◆ **WHAT YOU ARE ASKED TO DO**
All the data should come back exactly as it was given.

(Data extracted from a collection)
—————

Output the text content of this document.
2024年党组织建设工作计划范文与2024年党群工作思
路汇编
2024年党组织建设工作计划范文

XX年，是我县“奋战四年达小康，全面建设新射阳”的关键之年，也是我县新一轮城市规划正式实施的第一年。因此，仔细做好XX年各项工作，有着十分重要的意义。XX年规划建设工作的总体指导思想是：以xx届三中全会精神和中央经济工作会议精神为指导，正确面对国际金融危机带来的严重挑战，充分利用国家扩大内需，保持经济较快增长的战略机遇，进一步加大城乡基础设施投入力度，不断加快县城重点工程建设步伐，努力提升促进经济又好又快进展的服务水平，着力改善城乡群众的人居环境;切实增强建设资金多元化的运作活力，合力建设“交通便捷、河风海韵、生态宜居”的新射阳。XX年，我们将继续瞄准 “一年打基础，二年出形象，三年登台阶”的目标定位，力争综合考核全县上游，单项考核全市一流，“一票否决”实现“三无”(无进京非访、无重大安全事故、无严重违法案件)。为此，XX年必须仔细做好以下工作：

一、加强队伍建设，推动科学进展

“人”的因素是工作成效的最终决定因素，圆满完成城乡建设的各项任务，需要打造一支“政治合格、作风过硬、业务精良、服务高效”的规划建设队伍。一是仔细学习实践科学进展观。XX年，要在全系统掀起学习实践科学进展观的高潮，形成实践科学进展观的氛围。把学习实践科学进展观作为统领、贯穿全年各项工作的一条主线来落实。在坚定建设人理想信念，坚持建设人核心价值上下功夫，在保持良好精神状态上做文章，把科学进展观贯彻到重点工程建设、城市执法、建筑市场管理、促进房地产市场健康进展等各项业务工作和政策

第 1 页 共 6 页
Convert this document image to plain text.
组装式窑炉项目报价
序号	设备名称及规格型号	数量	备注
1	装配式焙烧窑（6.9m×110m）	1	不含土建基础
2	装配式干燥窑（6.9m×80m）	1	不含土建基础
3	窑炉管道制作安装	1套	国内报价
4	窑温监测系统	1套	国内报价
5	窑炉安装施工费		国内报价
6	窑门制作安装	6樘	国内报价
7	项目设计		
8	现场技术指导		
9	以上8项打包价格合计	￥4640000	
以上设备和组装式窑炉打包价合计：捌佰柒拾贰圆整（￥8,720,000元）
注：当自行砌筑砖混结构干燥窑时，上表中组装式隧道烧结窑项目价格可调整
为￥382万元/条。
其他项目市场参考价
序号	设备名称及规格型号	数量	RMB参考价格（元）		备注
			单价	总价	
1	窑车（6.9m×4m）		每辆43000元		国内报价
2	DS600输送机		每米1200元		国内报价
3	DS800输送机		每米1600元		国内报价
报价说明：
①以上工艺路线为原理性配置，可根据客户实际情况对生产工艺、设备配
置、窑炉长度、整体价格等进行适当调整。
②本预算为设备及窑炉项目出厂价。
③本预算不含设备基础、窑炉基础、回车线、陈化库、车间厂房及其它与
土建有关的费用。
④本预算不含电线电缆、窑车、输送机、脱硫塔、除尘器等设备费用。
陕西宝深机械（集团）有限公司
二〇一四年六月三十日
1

—————

◆ **SOLVED EXERCISE**
Output the text content of this document.
2024年党组织建设工作计划范文与2024年党群工作思
路汇编
2024年党组织建设工作计划范文

XX年，是我县“奋战四年达小康，全面建设新射阳”的关键之年，也是我县新一轮城市规划正式实施的第一年。因此，仔细做好XX年各项工作，有着十分重要的意义。XX年规划建设工作的总体指导思想是：以xx届三中全会精神和中央经济工作会议精神为指导，正确面对国际金融危机带来的严重挑战，充分利用国家扩大内需，保持经济较快增长的战略机遇，进一步加大城乡基础设施投入力度，不断加快县城重点工程建设步伐，努力提升促进经济又好又快进展的服务水平，着力改善城乡群众的人居环境;切实增强建设资金多元化的运作活力，合力建设“交通便捷、河风海韵、生态宜居”的新射阳。XX年，我们将继续瞄准 “一年打基础，二年出形象，三年登台阶”的目标定位，力争综合考核全县上游，单项考核全市一流，“一票否决”实现“三无”(无进京非访、无重大安全事故、无严重违法案件)。为此，XX年必须仔细做好以下工作：

一、加强队伍建设，推动科学进展

“人”的因素是工作成效的最终决定因素，圆满完成城乡建设的各项任务，需要打造一支“政治合格、作风过硬、业务精良、服务高效”的规划建设队伍。一是仔细学习实践科学进展观。XX年，要在全系统掀起学习实践科学进展观的高潮，形成实践科学进展观的氛围。把学习实践科学进展观作为统领、贯穿全年各项工作的一条主线来落实。在坚定建设人理想信念，坚持建设人核心价值上下功夫，在保持良好精神状态上做文章，把科学进展观贯彻到重点工程建设、城市执法、建筑市场管理、促进房地产市场健康进展等各项业务工作和政策

第 1 页 共 6 页
Convert this document image to plain text.
组装式窑炉项目报价
序号	设备名称及规格型号	数量	备注
1	装配式焙烧窑（6.9m×110m）	1	不含土建基础
2	装配式干燥窑（6.9m×80m）	1	不含土建基础
3	窑炉管道制作安装	1套	国内报价
4	窑温监测系统	1套	国内报价
5	窑炉安装施工费		国内报价
6	窑门制作安装	6樘	国内报价
7	项目设计		
8	现场技术指导		
9	以上8项打包价格合计	￥4640000	
以上设备和组装式窑炉打包价合计：捌佰柒拾贰圆整（￥8,720,000元）
注：当自行砌筑砖混结构干燥窑时，上表中组装式隧道烧结窑项目价格可调整
为￥382万元/条。
其他项目市场参考价
序号	设备名称及规格型号	数量	RMB参考价格（元）		备注
			单价	总价	
1	窑车（6.9m×4m）		每辆43000元		国内报价
2	DS600输送机		每米1200元		国内报价
3	DS800输送机		每米1600元		国内报价
报价说明：
①以上工艺路线为原理性配置，可根据客户实际情况对生产工艺、设备配
置、窑炉长度、整体价格等进行适当调整。
②本预算为设备及窑炉项目出厂价。
③本预算不含设备基础、窑炉基础、回车线、陈化库、车间厂房及其它与
土建有关的费用。
④本预算不含电线电缆、窑车、输送机、脱硫塔、除尘器等设备费用。
陕西宝深机械（集团）有限公司
二〇一四年六月三十日
1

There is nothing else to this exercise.